** start THE RECORDS **

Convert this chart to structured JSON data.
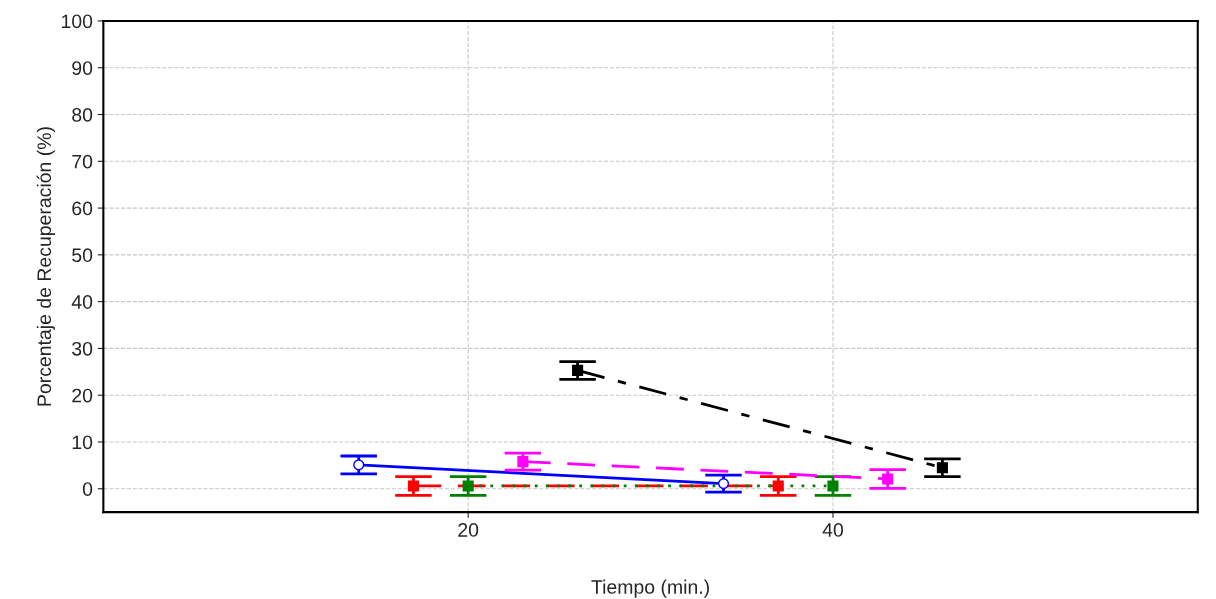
{
  "chart_data": {
    "type": "line",
    "xlabel": "Tiempo (min.)",
    "ylabel": "Porcentaje de Recuperación (%)",
    "xlim": [
      0,
      60
    ],
    "xticks": [
      20,
      40
    ],
    "ylim": [
      -5,
      100
    ],
    "yticks": [
      0,
      10,
      20,
      30,
      40,
      50,
      60,
      70,
      80,
      90,
      100
    ],
    "grid": true,
    "legend": false,
    "series": [
      {
        "color": "#0000ff",
        "x": [
          14,
          34
        ],
        "values": [
          5.1,
          1.1
        ],
        "errors": [
          1.9,
          1.8
        ],
        "marker": "circle",
        "line_style": "solid"
      },
      {
        "color": "#ff0000",
        "x": [
          17,
          37
        ],
        "values": [
          0.6,
          0.6
        ],
        "errors": [
          2,
          2
        ],
        "marker": "square",
        "line_style": "dashed"
      },
      {
        "color": "#008000",
        "x": [
          20,
          40
        ],
        "values": [
          0.6,
          0.6
        ],
        "errors": [
          2,
          2
        ],
        "marker": "square",
        "line_style": "dotted"
      },
      {
        "color": "#ff00ff",
        "x": [
          23,
          43
        ],
        "values": [
          5.8,
          2.1
        ],
        "errors": [
          1.8,
          2
        ],
        "marker": "square",
        "line_style": "dashed"
      },
      {
        "color": "#000000",
        "x": [
          26,
          46
        ],
        "values": [
          25.3,
          4.5
        ],
        "errors": [
          1.9,
          1.9
        ],
        "marker": "square",
        "line_style": "dashdot"
      }
    ]
  }
}
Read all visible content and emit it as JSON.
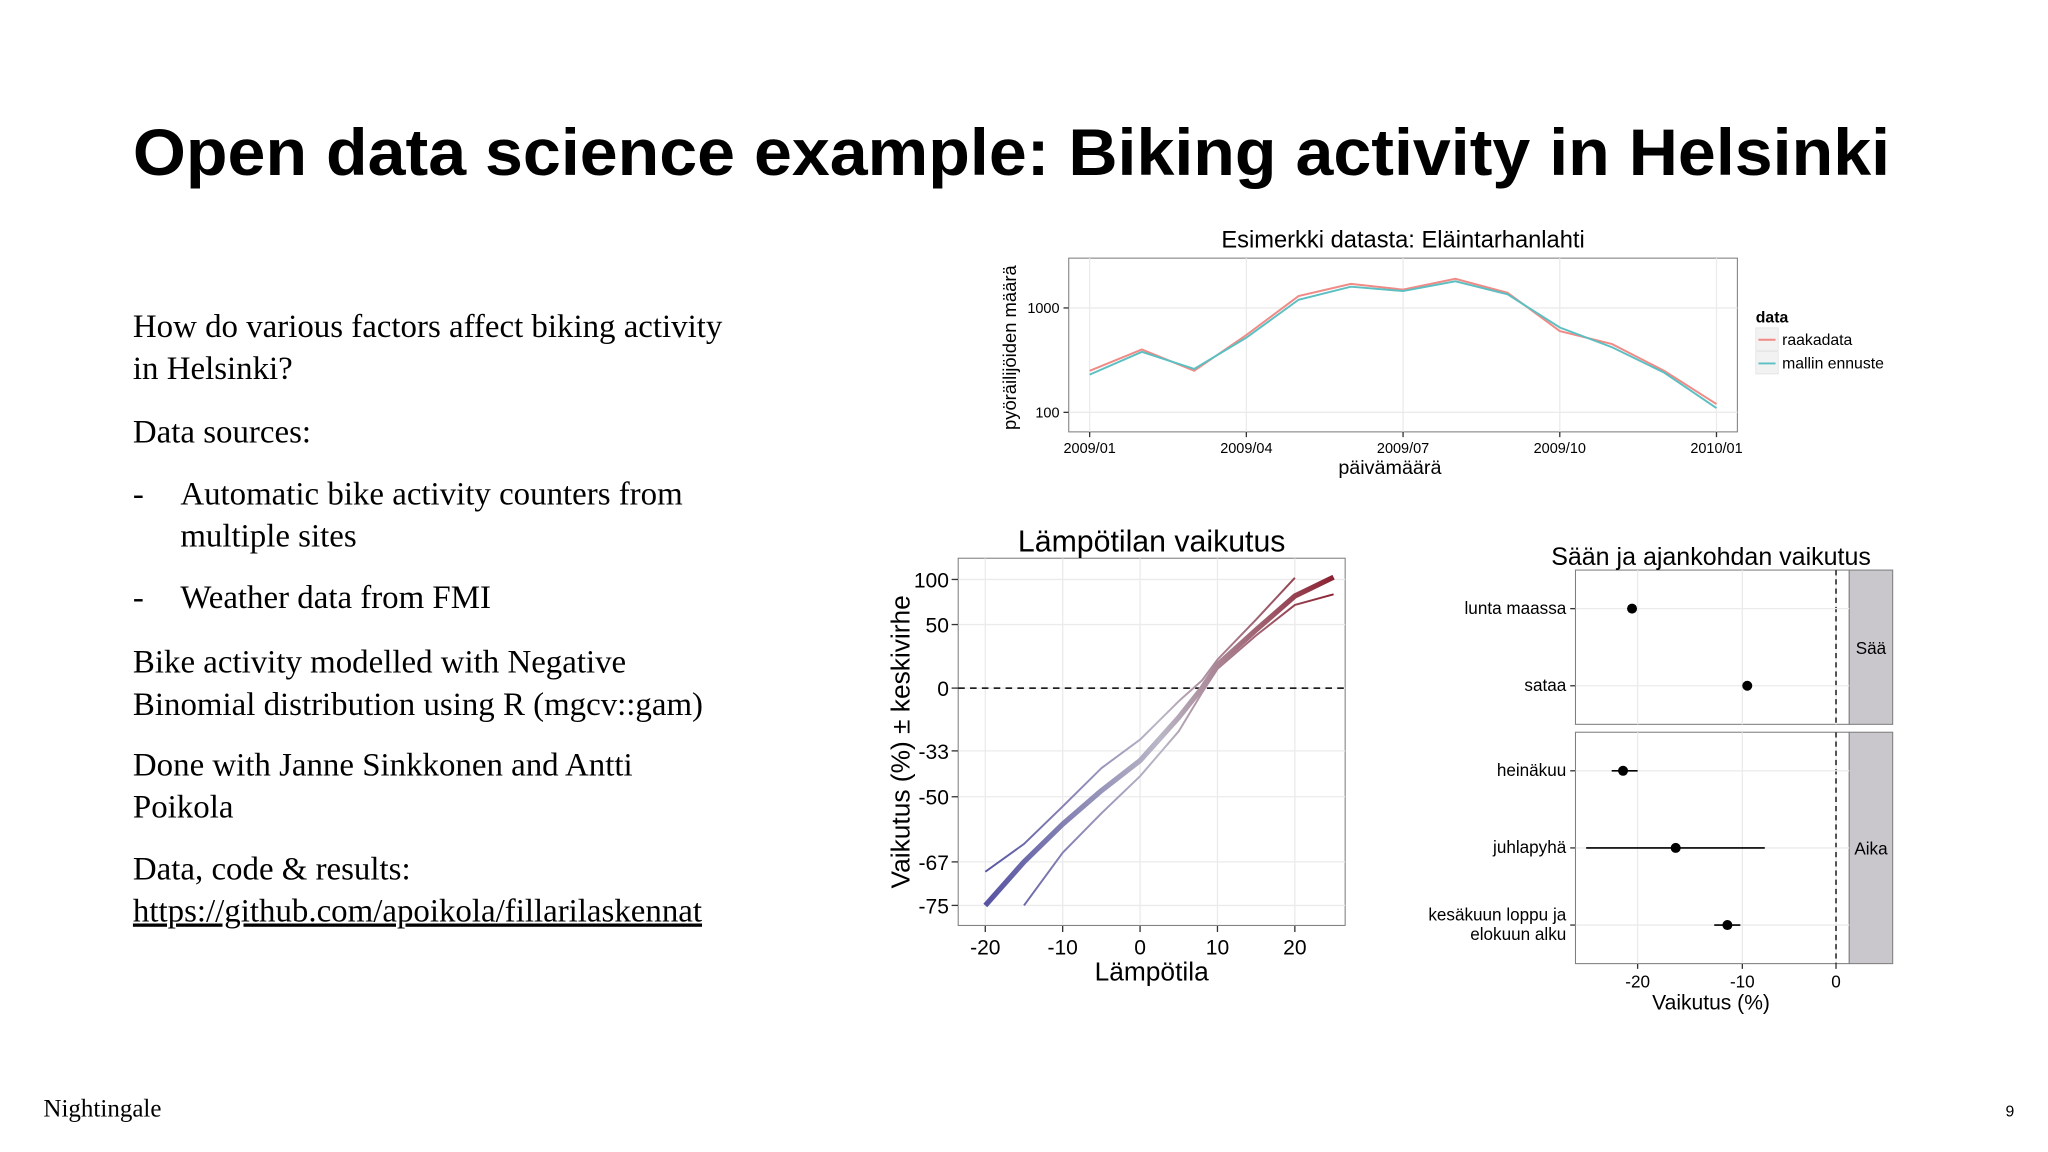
{
  "title": "Open data science example: Biking activity in Helsinki",
  "body": [
    {
      "lines": [
        "How do various factors affect biking activity",
        "in Helsinki?"
      ]
    },
    {
      "lines": [
        "Data sources:"
      ]
    },
    {
      "bullet": "-",
      "lines": [
        "Automatic bike activity counters from",
        "multiple sites"
      ]
    },
    {
      "bullet": "-",
      "lines": [
        "Weather data from FMI"
      ]
    },
    {
      "lines": [
        "Bike activity modelled with Negative",
        "Binomial distribution using R (mgcv::gam)"
      ]
    },
    {
      "lines": [
        "Done with Janne Sinkkonen and Antti",
        "Poikola"
      ]
    },
    {
      "lines": [
        "Data, code & results:"
      ]
    }
  ],
  "link": "https://github.com/apoikola/fillarilaskennat",
  "footer": {
    "brand": "Nightingale",
    "page": "9"
  },
  "chart_data": [
    {
      "type": "line",
      "title": "Esimerkki datasta: Eläintarhanlahti",
      "xlabel": "päivämäärä",
      "ylabel": "pyöräilijöiden määrä",
      "x": [
        "2009/01",
        "2009/02",
        "2009/03",
        "2009/04",
        "2009/05",
        "2009/06",
        "2009/07",
        "2009/08",
        "2009/09",
        "2009/10",
        "2009/11",
        "2009/12",
        "2010/01"
      ],
      "series": [
        {
          "name": "raakadata",
          "color": "#f08a86",
          "values": [
            250,
            400,
            250,
            550,
            1300,
            1700,
            1500,
            1900,
            1400,
            600,
            450,
            250,
            120
          ]
        },
        {
          "name": "mallin ennuste",
          "color": "#5cbfc2",
          "values": [
            230,
            380,
            260,
            520,
            1200,
            1600,
            1450,
            1800,
            1350,
            650,
            420,
            240,
            110
          ]
        }
      ],
      "legend_title": "data",
      "legend": "right",
      "log_y": true,
      "ylim": [
        65,
        3000
      ],
      "yticks": [
        100,
        1000
      ],
      "xlim": [
        "2009/01",
        "2010/01"
      ],
      "xticks": [
        "2009/01",
        "2009/04",
        "2009/07",
        "2009/10",
        "2010/01"
      ],
      "grid": true
    },
    {
      "type": "line",
      "title": "Lämpötilan vaikutus",
      "xlabel": "Lämpötila",
      "ylabel": "Vaikutus (%) ± keskivirhe",
      "x": [
        -20,
        -15,
        -10,
        -5,
        0,
        5,
        8,
        10,
        15,
        20,
        25
      ],
      "series": [
        {
          "values": [
            -75,
            -67,
            -58,
            -48,
            -37,
            -17,
            0,
            16,
            45,
            80,
            103
          ]
        },
        {
          "values": [
            -69,
            -63,
            -53,
            -40,
            -28,
            -8,
            5,
            20,
            55,
            102,
            null
          ]
        },
        {
          "values": [
            null,
            -75,
            -65,
            -55,
            -43,
            -24,
            -3,
            13,
            40,
            70,
            82
          ]
        }
      ],
      "color_scale": [
        "#5753a3",
        "#b9b7c6",
        "#8c2131"
      ],
      "yscale": "log-ratio",
      "ylim": [
        -78,
        129
      ],
      "yticks": [
        100,
        50,
        0,
        -33,
        -50,
        -67,
        -75
      ],
      "xlim": [
        -23.5,
        26.5
      ],
      "xticks": [
        -20,
        -10,
        0,
        10,
        20
      ],
      "hline": 0,
      "grid": true
    },
    {
      "type": "dot",
      "title": "Sään ja ajankohdan vaikutus",
      "xlabel": "Vaikutus (%)",
      "facets": [
        {
          "name": "Sää",
          "categories": [
            "lunta maassa",
            "sataa"
          ],
          "values": [
            -20.5,
            -9.5
          ]
        },
        {
          "name": "Aika",
          "categories": [
            "heinäkuu",
            "juhlapyhä",
            [
              "kesäkuun loppu ja",
              "elokuun alku"
            ]
          ],
          "values": [
            -21.3,
            -16.5,
            -11.5
          ],
          "lower": [
            -22.3,
            -24.5,
            -12.8
          ],
          "upper": [
            -20.0,
            -7.7,
            -10.2
          ]
        }
      ],
      "xscale": "log-ratio",
      "xlim": [
        -25.4,
        1.5
      ],
      "xticks": [
        -20,
        -10,
        0
      ],
      "vline": 0,
      "color": "#000000",
      "strip_color": "#c9c7cc",
      "grid": true
    }
  ]
}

** end THE RECORDS **

SET PROBLEM: Write every record out again exactly; no pictures belong in the copy.

WORKED SOLUTION:
Convert this chart to structured JSON data.
{
  "chart_data": {
    "type": "line",
    "xlabel": "Tiempo (min.)",
    "ylabel": "Porcentaje de Recuperación (%)",
    "xlim": [
      0,
      60
    ],
    "xticks": [
      20,
      40
    ],
    "ylim": [
      -5,
      100
    ],
    "yticks": [
      0,
      10,
      20,
      30,
      40,
      50,
      60,
      70,
      80,
      90,
      100
    ],
    "grid": true,
    "legend": false,
    "series": [
      {
        "color": "#0000ff",
        "x": [
          14,
          34
        ],
        "values": [
          5.1,
          1.1
        ],
        "errors": [
          1.9,
          1.8
        ],
        "marker": "circle",
        "line_style": "solid"
      },
      {
        "color": "#ff0000",
        "x": [
          17,
          37
        ],
        "values": [
          0.6,
          0.6
        ],
        "errors": [
          2,
          2
        ],
        "marker": "square",
        "line_style": "dashed"
      },
      {
        "color": "#008000",
        "x": [
          20,
          40
        ],
        "values": [
          0.6,
          0.6
        ],
        "errors": [
          2,
          2
        ],
        "marker": "square",
        "line_style": "dotted"
      },
      {
        "color": "#ff00ff",
        "x": [
          23,
          43
        ],
        "values": [
          5.8,
          2.1
        ],
        "errors": [
          1.8,
          2
        ],
        "marker": "square",
        "line_style": "dashed"
      },
      {
        "color": "#000000",
        "x": [
          26,
          46
        ],
        "values": [
          25.3,
          4.5
        ],
        "errors": [
          1.9,
          1.9
        ],
        "marker": "square",
        "line_style": "dashdot"
      }
    ]
  }
}
Read all visible content and emit it as JSON.
{
  "title": "Open data science example: Biking activity in Helsinki",
  "body": [
    {
      "lines": [
        "How do various factors affect biking activity",
        "in Helsinki?"
      ]
    },
    {
      "lines": [
        "Data sources:"
      ]
    },
    {
      "bullet": "-",
      "lines": [
        "Automatic bike activity counters from",
        "multiple sites"
      ]
    },
    {
      "bullet": "-",
      "lines": [
        "Weather data from FMI"
      ]
    },
    {
      "lines": [
        "Bike activity modelled with Negative",
        "Binomial distribution using R (mgcv::gam)"
      ]
    },
    {
      "lines": [
        "Done with Janne Sinkkonen and Antti",
        "Poikola"
      ]
    },
    {
      "lines": [
        "Data, code & results:"
      ]
    }
  ],
  "link": "https://github.com/apoikola/fillarilaskennat",
  "footer": {
    "brand": "Nightingale",
    "page": "9"
  },
  "chart_data": [
    {
      "type": "line",
      "title": "Esimerkki datasta: Eläintarhanlahti",
      "xlabel": "päivämäärä",
      "ylabel": "pyöräilijöiden määrä",
      "x": [
        "2009/01",
        "2009/02",
        "2009/03",
        "2009/04",
        "2009/05",
        "2009/06",
        "2009/07",
        "2009/08",
        "2009/09",
        "2009/10",
        "2009/11",
        "2009/12",
        "2010/01"
      ],
      "series": [
        {
          "name": "raakadata",
          "color": "#f08a86",
          "values": [
            250,
            400,
            250,
            550,
            1300,
            1700,
            1500,
            1900,
            1400,
            600,
            450,
            250,
            120
          ]
        },
        {
          "name": "mallin ennuste",
          "color": "#5cbfc2",
          "values": [
            230,
            380,
            260,
            520,
            1200,
            1600,
            1450,
            1800,
            1350,
            650,
            420,
            240,
            110
          ]
        }
      ],
      "legend_title": "data",
      "legend": "right",
      "log_y": true,
      "ylim": [
        65,
        3000
      ],
      "yticks": [
        100,
        1000
      ],
      "xlim": [
        "2009/01",
        "2010/01"
      ],
      "xticks": [
        "2009/01",
        "2009/04",
        "2009/07",
        "2009/10",
        "2010/01"
      ],
      "grid": true
    },
    {
      "type": "line",
      "title": "Lämpötilan vaikutus",
      "xlabel": "Lämpötila",
      "ylabel": "Vaikutus (%) ± keskivirhe",
      "x": [
        -20,
        -15,
        -10,
        -5,
        0,
        5,
        8,
        10,
        15,
        20,
        25
      ],
      "series": [
        {
          "values": [
            -75,
            -67,
            -58,
            -48,
            -37,
            -17,
            0,
            16,
            45,
            80,
            103
          ]
        },
        {
          "values": [
            -69,
            -63,
            -53,
            -40,
            -28,
            -8,
            5,
            20,
            55,
            102,
            null
          ]
        },
        {
          "values": [
            null,
            -75,
            -65,
            -55,
            -43,
            -24,
            -3,
            13,
            40,
            70,
            82
          ]
        }
      ],
      "color_scale": [
        "#5753a3",
        "#b9b7c6",
        "#8c2131"
      ],
      "yscale": "log-ratio",
      "ylim": [
        -78,
        129
      ],
      "yticks": [
        100,
        50,
        0,
        -33,
        -50,
        -67,
        -75
      ],
      "xlim": [
        -23.5,
        26.5
      ],
      "xticks": [
        -20,
        -10,
        0,
        10,
        20
      ],
      "hline": 0,
      "grid": true
    },
    {
      "type": "dot",
      "title": "Sään ja ajankohdan vaikutus",
      "xlabel": "Vaikutus (%)",
      "facets": [
        {
          "name": "Sää",
          "categories": [
            "lunta maassa",
            "sataa"
          ],
          "values": [
            -20.5,
            -9.5
          ]
        },
        {
          "name": "Aika",
          "categories": [
            "heinäkuu",
            "juhlapyhä",
            [
              "kesäkuun loppu ja",
              "elokuun alku"
            ]
          ],
          "values": [
            -21.3,
            -16.5,
            -11.5
          ],
          "lower": [
            -22.3,
            -24.5,
            -12.8
          ],
          "upper": [
            -20.0,
            -7.7,
            -10.2
          ]
        }
      ],
      "xscale": "log-ratio",
      "xlim": [
        -25.4,
        1.5
      ],
      "xticks": [
        -20,
        -10,
        0
      ],
      "vline": 0,
      "color": "#000000",
      "strip_color": "#c9c7cc",
      "grid": true
    }
  ]
}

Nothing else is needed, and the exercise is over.